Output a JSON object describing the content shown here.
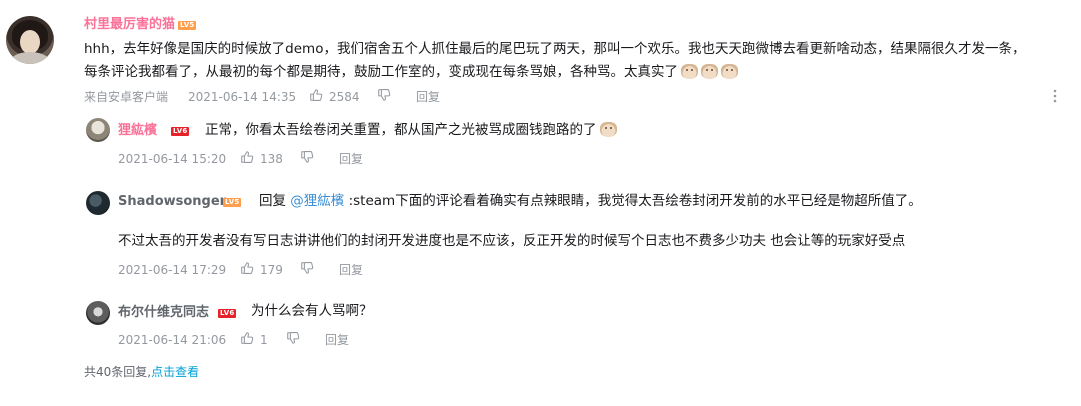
{
  "main_comment": {
    "username": "村里最厉害的猫",
    "level": "LV5",
    "line1": "hhh，去年好像是国庆的时候放了demo，我们宿舍五个人抓住最后的尾巴玩了两天，那叫一个欢乐。我也天天跑微博去看更新啥动态，结果隔很久才发一条，",
    "line2": "每条评论我都看了，从最初的每个都是期待，鼓励工作室的，变成现在每条骂娘，各种骂。太真实了",
    "source": "来自安卓客户端",
    "timestamp": "2021-06-14 14:35",
    "likes": "2584",
    "reply_label": "回复"
  },
  "replies": [
    {
      "username": "狸紘檳",
      "level": "LV6",
      "text": "正常，你看太吾绘卷闭关重置，都从国产之光被骂成圈钱跑路的了",
      "timestamp": "2021-06-14 15:20",
      "likes": "138",
      "reply_label": "回复"
    },
    {
      "username": "Shadowsonger",
      "level": "LV5",
      "reply_prefix": "回复 ",
      "mention": "@狸紘檳",
      "text_line1": " :steam下面的评论看着确实有点辣眼睛，我觉得太吾绘卷封闭开发前的水平已经是物超所值了。",
      "text_line2": "不过太吾的开发者没有写日志讲讲他们的封闭开发进度也是不应该，反正开发的时候写个日志也不费多少功夫 也会让等的玩家好受点",
      "timestamp": "2021-06-14 17:29",
      "likes": "179",
      "reply_label": "回复"
    },
    {
      "username": "布尔什维克同志",
      "level": "LV6",
      "text": "为什么会有人骂啊？",
      "timestamp": "2021-06-14 21:06",
      "likes": "1",
      "reply_label": "回复"
    }
  ],
  "footer": {
    "total_text": "共40条回复,",
    "view_link": "点击查看"
  },
  "colors": {
    "pink_name": "#fb7299",
    "meta_gray": "#9499a0",
    "link_blue": "#00a1d6",
    "mention_blue": "#3a8fd6"
  },
  "icons": {
    "like": "thumbs-up-icon",
    "dislike": "thumbs-down-icon",
    "more": "more-vertical-icon",
    "emoji": "doge-emoji-icon"
  }
}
========================================================================
WHAT YOU WILL DO - What count of lines in the listing contain the word "username"? Reply with the number only.

ANSWER TO THIS PROBLEM - 4